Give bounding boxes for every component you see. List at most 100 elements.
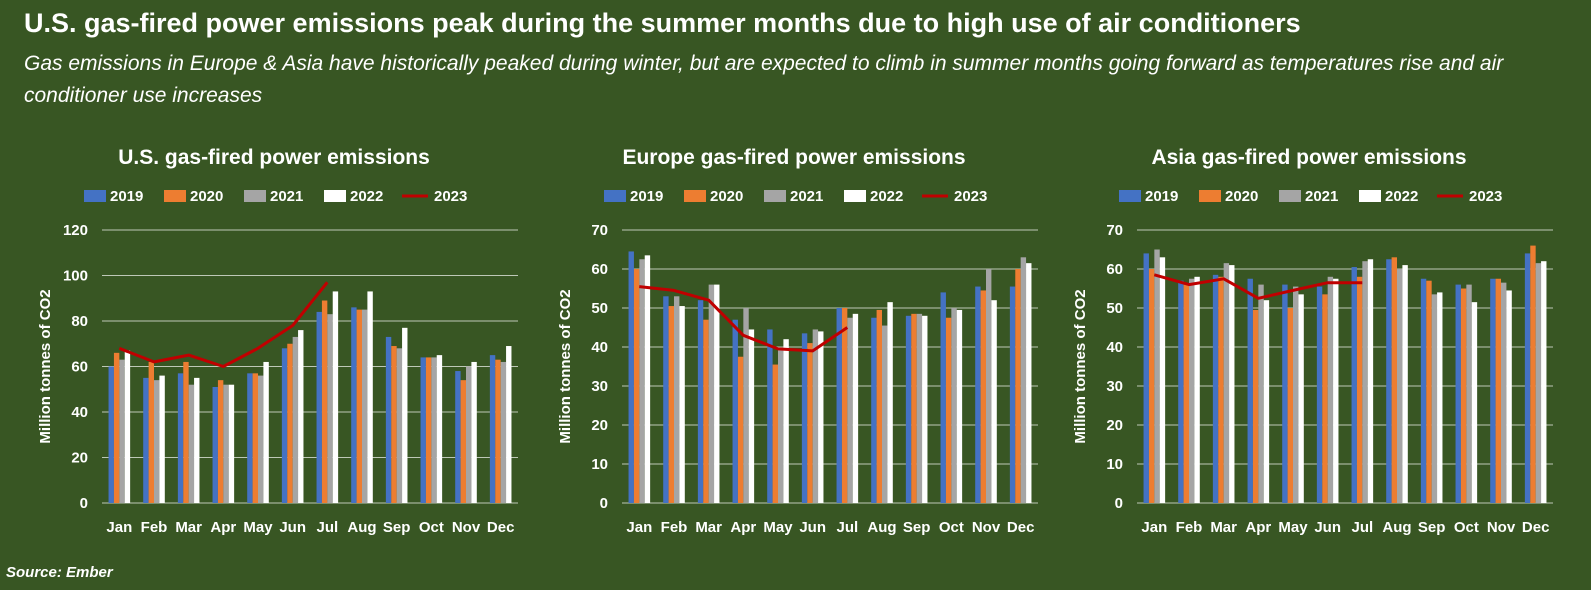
us-bar-2020-jul [321, 300, 328, 503]
us-legend-label-2019: 2019 [110, 188, 143, 205]
asia-bar-2019-mar [1212, 274, 1219, 503]
us-y-tick-label: 120 [63, 222, 88, 239]
europe-legend-swatch-2022 [844, 190, 866, 202]
europe-bar-2020-jul [841, 308, 848, 503]
asia-bar-2022-sep [1437, 292, 1443, 503]
europe-bar-2022-jun [818, 331, 824, 503]
asia-bar-2021-may [1293, 286, 1299, 503]
asia-bar-2020-oct [1460, 288, 1467, 503]
asia-bar-2021-jul [1362, 261, 1368, 503]
asia-x-tick-label: May [1278, 519, 1308, 536]
us-bar-2021-feb [154, 380, 160, 503]
asia-x-tick-label: Aug [1382, 519, 1411, 536]
us-x-tick-label: Jul [316, 519, 338, 536]
asia-x-tick-label: Oct [1454, 519, 1479, 536]
europe-bar-2020-may [772, 364, 778, 503]
asia-bar-2019-jan [1143, 253, 1149, 503]
asia-bar-2022-jul [1367, 259, 1374, 503]
us-x-tick-label: May [243, 519, 273, 536]
europe-bar-2019-sep [905, 315, 912, 503]
europe-bar-2020-apr [737, 356, 744, 503]
us-y-tick-label: 80 [71, 313, 88, 330]
europe-bar-2022-oct [956, 309, 963, 503]
europe-bar-2019-oct [940, 292, 946, 503]
asia-legend-swatch-2021 [1279, 190, 1301, 202]
europe-bar-2020-oct [945, 317, 952, 503]
europe-legend-label-2021: 2021 [790, 188, 823, 205]
us-bar-2022-apr [228, 384, 235, 503]
asia-bar-2019-apr [1247, 278, 1253, 503]
europe-bar-2020-jun [807, 343, 813, 503]
us-bar-2020-apr [217, 380, 224, 503]
us-bar-2022-may [263, 361, 269, 503]
asia-x-tick-label: Mar [1210, 519, 1237, 536]
asia-bar-2020-mar [1218, 276, 1224, 503]
europe-legend-swatch-2021 [764, 190, 786, 202]
europe-bar-2021-apr [743, 308, 749, 503]
us-x-tick-label: Dec [487, 519, 515, 536]
europe-bar-2022-feb [679, 306, 685, 503]
asia-bar-2019-nov [1490, 278, 1496, 503]
us-bar-2019-dec [489, 355, 496, 503]
asia-bar-2020-apr [1252, 309, 1259, 503]
us-bar-2019-sep [385, 336, 392, 503]
europe-y-tick-label: 20 [591, 417, 608, 434]
europe-bar-2021-may [778, 348, 784, 503]
us-bar-2022-aug [367, 291, 373, 503]
us-bar-2022-oct [436, 355, 443, 503]
asia-y-tick-label: 20 [1106, 417, 1123, 434]
europe-bar-2020-feb [668, 306, 674, 503]
europe-chart-title: Europe gas-fired power emissions [622, 146, 965, 169]
us-bar-2021-jun [292, 336, 299, 503]
europe-legend-label-2020: 2020 [710, 188, 743, 205]
us-bar-2020-sep [391, 346, 397, 503]
asia-bar-2019-may [1282, 284, 1288, 503]
europe-bar-2019-jan [628, 251, 634, 503]
us-bar-2019-jun [281, 348, 288, 503]
asia-x-tick-label: Nov [1487, 519, 1516, 536]
us-x-tick-label: Jun [279, 519, 306, 536]
us-bar-2019-feb [143, 377, 149, 503]
asia-bar-2021-dec [1535, 263, 1542, 503]
us-line-2023 [118, 281, 329, 368]
us-bar-2021-nov [466, 366, 472, 503]
asia-bar-2020-dec [1530, 245, 1536, 503]
us-x-tick-label: Nov [452, 519, 481, 536]
asia-x-tick-label: Jul [1351, 519, 1373, 536]
europe-x-tick-label: Jul [836, 519, 858, 536]
us-x-tick-label: Jan [106, 519, 132, 536]
asia-chart-title: Asia gas-fired power emissions [1151, 146, 1466, 169]
us-bar-2020-aug [356, 309, 362, 503]
europe-bar-2021-jul [847, 317, 853, 503]
europe-bar-2022-dec [1026, 263, 1032, 503]
us-bar-2021-may [258, 375, 264, 503]
us-legend-label-2022: 2022 [350, 188, 383, 205]
asia-y-tick-label: 30 [1106, 378, 1123, 395]
us-x-tick-label: Mar [175, 519, 202, 536]
us-bar-2020-dec [495, 359, 501, 503]
us-bar-2019-mar [177, 373, 184, 503]
us-legend-swatch-2019 [84, 190, 106, 202]
us-bar-2021-mar [188, 384, 195, 503]
asia-bar-2021-apr [1258, 284, 1264, 503]
asia-bar-2022-jun [1333, 278, 1339, 503]
page-title: U.S. gas-fired power emissions peak duri… [24, 8, 1301, 38]
europe-bar-2019-nov [975, 286, 981, 503]
europe-bar-2020-dec [1015, 269, 1021, 503]
europe-bar-2019-jun [801, 333, 808, 503]
europe-x-tick-label: Jun [799, 519, 826, 536]
europe-bar-2020-mar [703, 319, 709, 503]
europe-bar-2022-jul [852, 313, 859, 503]
asia-line-2023 [1153, 273, 1363, 300]
europe-x-tick-label: Jan [626, 519, 652, 536]
us-bar-2021-sep [396, 348, 403, 503]
us-bar-2020-feb [148, 361, 154, 503]
us-bar-2020-may [252, 373, 258, 503]
europe-bar-2021-feb [674, 296, 680, 503]
us-y-tick-label: 40 [71, 404, 88, 421]
asia-bar-2021-jun [1327, 276, 1334, 503]
us-x-tick-label: Apr [210, 519, 236, 536]
asia-bar-2022-aug [1402, 265, 1408, 503]
asia-bar-2021-jan [1154, 249, 1160, 503]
────
- EXERCISE -
Give back all of the data above line for line, without any changes, and leave out the pictures.

- FINISHED ANSWER -
Give bounding boxes for every component you see. List at most 100 elements.
us-bar-2020-jul [321, 300, 328, 503]
us-legend-label-2019: 2019 [110, 188, 143, 205]
asia-bar-2019-mar [1212, 274, 1219, 503]
us-y-tick-label: 120 [63, 222, 88, 239]
europe-legend-swatch-2022 [844, 190, 866, 202]
europe-bar-2020-jul [841, 308, 848, 503]
asia-bar-2022-sep [1437, 292, 1443, 503]
europe-bar-2022-jun [818, 331, 824, 503]
asia-bar-2021-may [1293, 286, 1299, 503]
asia-bar-2020-oct [1460, 288, 1467, 503]
asia-bar-2021-jul [1362, 261, 1368, 503]
asia-x-tick-label: May [1278, 519, 1308, 536]
us-bar-2021-feb [154, 380, 160, 503]
asia-x-tick-label: Aug [1382, 519, 1411, 536]
us-x-tick-label: Jul [316, 519, 338, 536]
asia-x-tick-label: Oct [1454, 519, 1479, 536]
europe-bar-2020-may [772, 364, 778, 503]
asia-bar-2019-jan [1143, 253, 1149, 503]
asia-bar-2022-jul [1367, 259, 1374, 503]
us-x-tick-label: May [243, 519, 273, 536]
europe-bar-2019-sep [905, 315, 912, 503]
europe-bar-2020-apr [737, 356, 744, 503]
us-y-tick-label: 80 [71, 313, 88, 330]
europe-bar-2022-oct [956, 309, 963, 503]
europe-bar-2019-oct [940, 292, 946, 503]
asia-legend-swatch-2021 [1279, 190, 1301, 202]
europe-bar-2020-oct [945, 317, 952, 503]
europe-legend-label-2021: 2021 [790, 188, 823, 205]
us-bar-2022-apr [228, 384, 235, 503]
asia-bar-2019-apr [1247, 278, 1253, 503]
europe-bar-2020-jun [807, 343, 813, 503]
us-bar-2020-apr [217, 380, 224, 503]
us-bar-2022-may [263, 361, 269, 503]
asia-x-tick-label: Mar [1210, 519, 1237, 536]
asia-bar-2020-mar [1218, 276, 1224, 503]
europe-legend-swatch-2021 [764, 190, 786, 202]
europe-bar-2021-apr [743, 308, 749, 503]
us-x-tick-label: Dec [487, 519, 515, 536]
europe-bar-2022-feb [679, 306, 685, 503]
asia-bar-2019-nov [1490, 278, 1496, 503]
us-bar-2019-dec [489, 355, 496, 503]
asia-bar-2020-apr [1252, 309, 1259, 503]
us-bar-2019-sep [385, 336, 392, 503]
europe-y-tick-label: 20 [591, 417, 608, 434]
europe-bar-2021-may [778, 348, 784, 503]
us-bar-2022-aug [367, 291, 373, 503]
us-bar-2022-oct [436, 355, 443, 503]
asia-y-tick-label: 20 [1106, 417, 1123, 434]
europe-bar-2020-feb [668, 306, 674, 503]
europe-chart-title: Europe gas-fired power emissions [622, 146, 965, 169]
us-bar-2021-jun [292, 336, 299, 503]
europe-legend-label-2020: 2020 [710, 188, 743, 205]
us-bar-2020-sep [391, 346, 397, 503]
asia-bar-2019-may [1282, 284, 1288, 503]
europe-bar-2019-jan [628, 251, 634, 503]
us-bar-2019-jun [281, 348, 288, 503]
asia-x-tick-label: Nov [1487, 519, 1516, 536]
us-x-tick-label: Jun [279, 519, 306, 536]
us-bar-2019-feb [143, 377, 149, 503]
asia-bar-2021-dec [1535, 263, 1542, 503]
us-line-2023 [118, 281, 329, 368]
us-bar-2021-nov [466, 366, 472, 503]
asia-bar-2020-dec [1530, 245, 1536, 503]
us-x-tick-label: Nov [452, 519, 481, 536]
asia-x-tick-label: Jul [1351, 519, 1373, 536]
europe-x-tick-label: Jul [836, 519, 858, 536]
us-x-tick-label: Jan [106, 519, 132, 536]
asia-chart-title: Asia gas-fired power emissions [1151, 146, 1466, 169]
us-bar-2020-aug [356, 309, 362, 503]
europe-bar-2021-jul [847, 317, 853, 503]
europe-bar-2022-dec [1026, 263, 1032, 503]
us-bar-2021-may [258, 375, 264, 503]
us-legend-label-2022: 2022 [350, 188, 383, 205]
asia-y-tick-label: 30 [1106, 378, 1123, 395]
us-x-tick-label: Mar [175, 519, 202, 536]
us-bar-2020-dec [495, 359, 501, 503]
us-bar-2019-mar [177, 373, 184, 503]
us-legend-swatch-2019 [84, 190, 106, 202]
us-bar-2021-mar [188, 384, 195, 503]
asia-bar-2021-apr [1258, 284, 1264, 503]
asia-bar-2022-jun [1333, 278, 1339, 503]
page-title: U.S. gas-fired power emissions peak duri… [24, 8, 1301, 38]
europe-bar-2019-nov [975, 286, 981, 503]
europe-bar-2020-dec [1015, 269, 1021, 503]
europe-bar-2019-jun [801, 333, 808, 503]
europe-x-tick-label: Jun [799, 519, 826, 536]
europe-bar-2020-mar [703, 319, 709, 503]
europe-bar-2022-jul [852, 313, 859, 503]
asia-line-2023 [1153, 273, 1363, 300]
europe-x-tick-label: Jan [626, 519, 652, 536]
us-bar-2021-sep [396, 348, 403, 503]
us-bar-2020-feb [148, 361, 154, 503]
us-bar-2020-may [252, 373, 258, 503]
europe-bar-2021-feb [674, 296, 680, 503]
us-y-tick-label: 40 [71, 404, 88, 421]
asia-bar-2021-jun [1327, 276, 1334, 503]
us-x-tick-label: Apr [210, 519, 236, 536]
asia-bar-2022-aug [1402, 265, 1408, 503]
asia-bar-2021-jan [1154, 249, 1160, 503]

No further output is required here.